*What is required:*
How many lines of the data hold the word "helyezzük"? State the number and nothing else.

*Given information:*
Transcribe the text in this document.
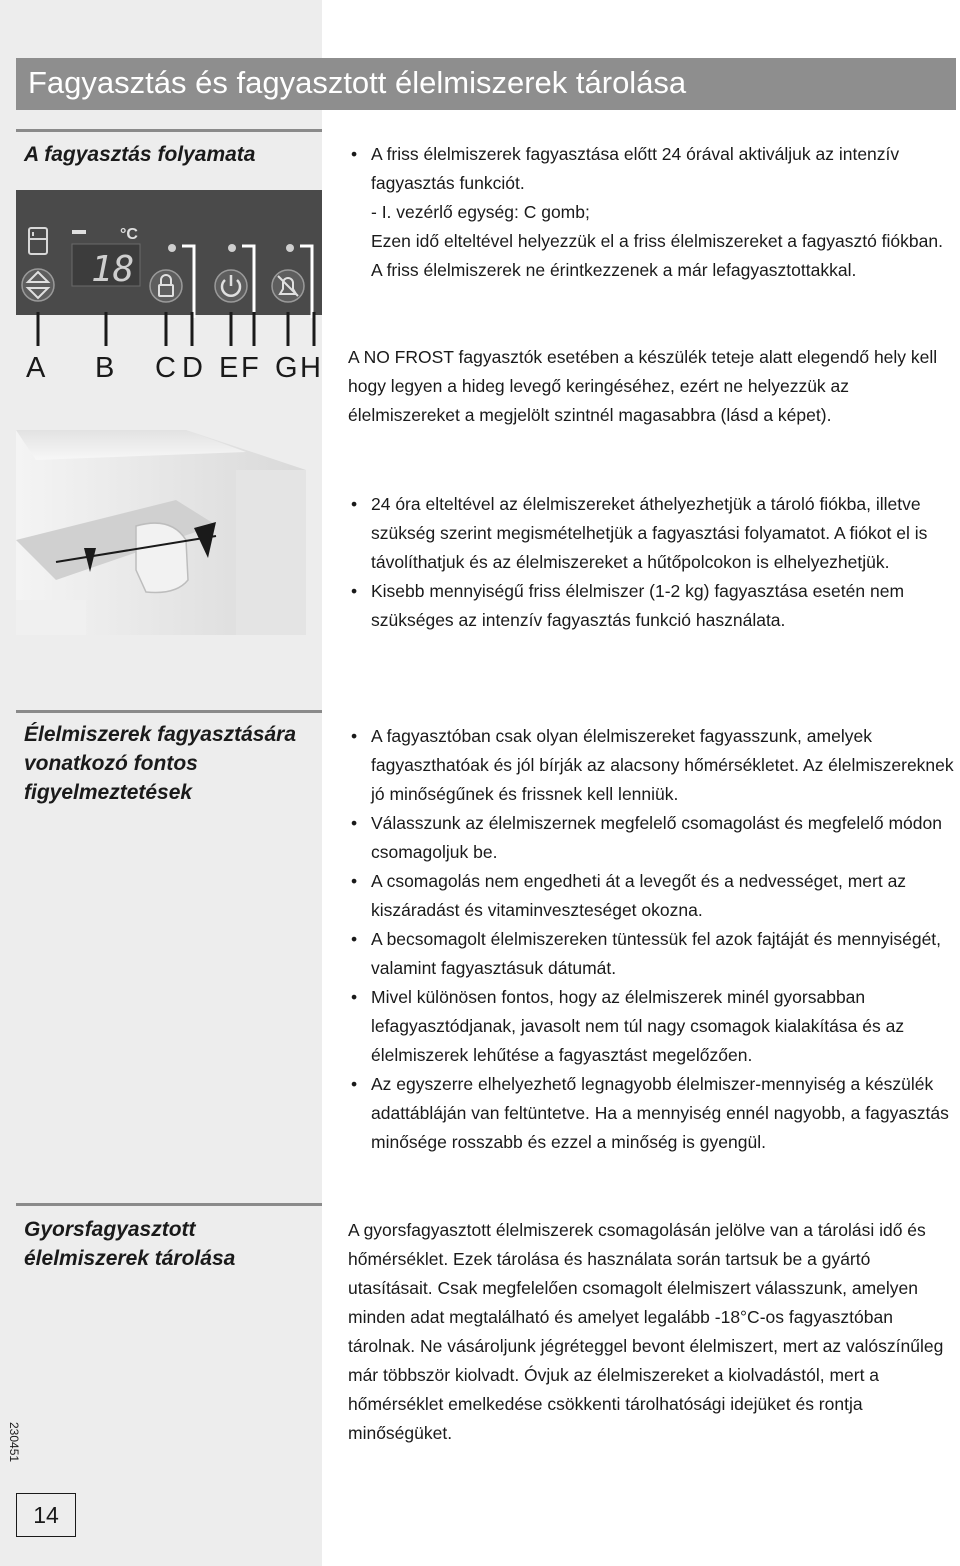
Fagyasztás és fagyasztott élelmiszerek tárolása
A fagyasztás folyamata
°C
18
A B C D E F G H
• A friss élelmiszerek fagyasztása előtt 24 órával aktiváljuk az intenzív fagyasztás funkciót.

- I. vezérlő egység: C gomb;

Ezen idő elteltével helyezzük el a friss élelmiszereket a fagyasztó fiókban. A friss élelmiszerek ne érintkezzenek a már lefagyasztottakkal.

A NO FROST fagyasztók esetében a készülék teteje alatt elegendő hely kell hogy legyen a hideg levegő keringéséhez, ezért ne helyezzük az élelmiszereket a megjelölt szintnél magasabbra (lásd a képet).
• 24 óra elteltével az élelmiszereket áthelyezhetjük a tároló fiókba, illetve szükség szerint megismételhetjük a fagyasztási folyamatot. A fiókot el is távolíthatjuk és az élelmiszereket a hűtőpolcokon is elhelyezhetjük.
• Kisebb mennyiségű friss élelmiszer (1-2 kg) fagyasztása esetén nem szükséges az intenzív fagyasztás funkció használata.
Élelmiszerek fagyasztására vonatkozó fontos figyelmeztetések
• A fagyasztóban csak olyan élelmiszereket fagyasszunk, amelyek fagyaszthatóak és jól bírják az alacsony hőmérsékletet. Az élelmiszereknek jó minőségűnek és frissnek kell lenniük.
• Válasszunk az élelmiszernek megfelelő csomagolást és megfelelő módon csomagoljuk be.
• A csomagolás nem engedheti át a levegőt és a nedvességet, mert az kiszáradást és vitaminveszteséget okozna.
• A becsomagolt élelmiszereken tüntessük fel azok fajtáját és mennyiségét, valamint fagyasztásuk dátumát.
• Mivel különösen fontos, hogy az élelmiszerek minél gyorsabban lefagyasztódjanak, javasolt nem túl nagy csomagok kialakítása és az élelmiszerek lehűtése a fagyasztást megelőzően.
• Az egyszerre elhelyezhető legnagyobb élelmiszer-mennyiség a készülék adattábláján van feltüntetve. Ha a mennyiség ennél nagyobb, a fagyasztás minősége rosszabb és ezzel a minőség is gyengül.
Gyorsfagyasztott élelmiszerek tárolása
A gyorsfagyasztott élelmiszerek csomagolásán jelölve van a tárolási idő és hőmérséklet. Ezek tárolása és használata során tartsuk be a gyártó utasításait. Csak megfelelően csomagolt élelmiszert válasszunk, amelyen minden adat megtalálható és amelyet legalább -18°C-os fagyasztóban tárolnak. Ne vásároljunk jégréteggel bevont élelmiszert, mert az valószínűleg már többször kiolvadt. Óvjuk az élelmiszereket a kiolvadástól, mert a hőmérséklet emelkedése csökkenti tárolhatósági idejüket és rontja minőségüket.
230451
14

*Response to this task:*
2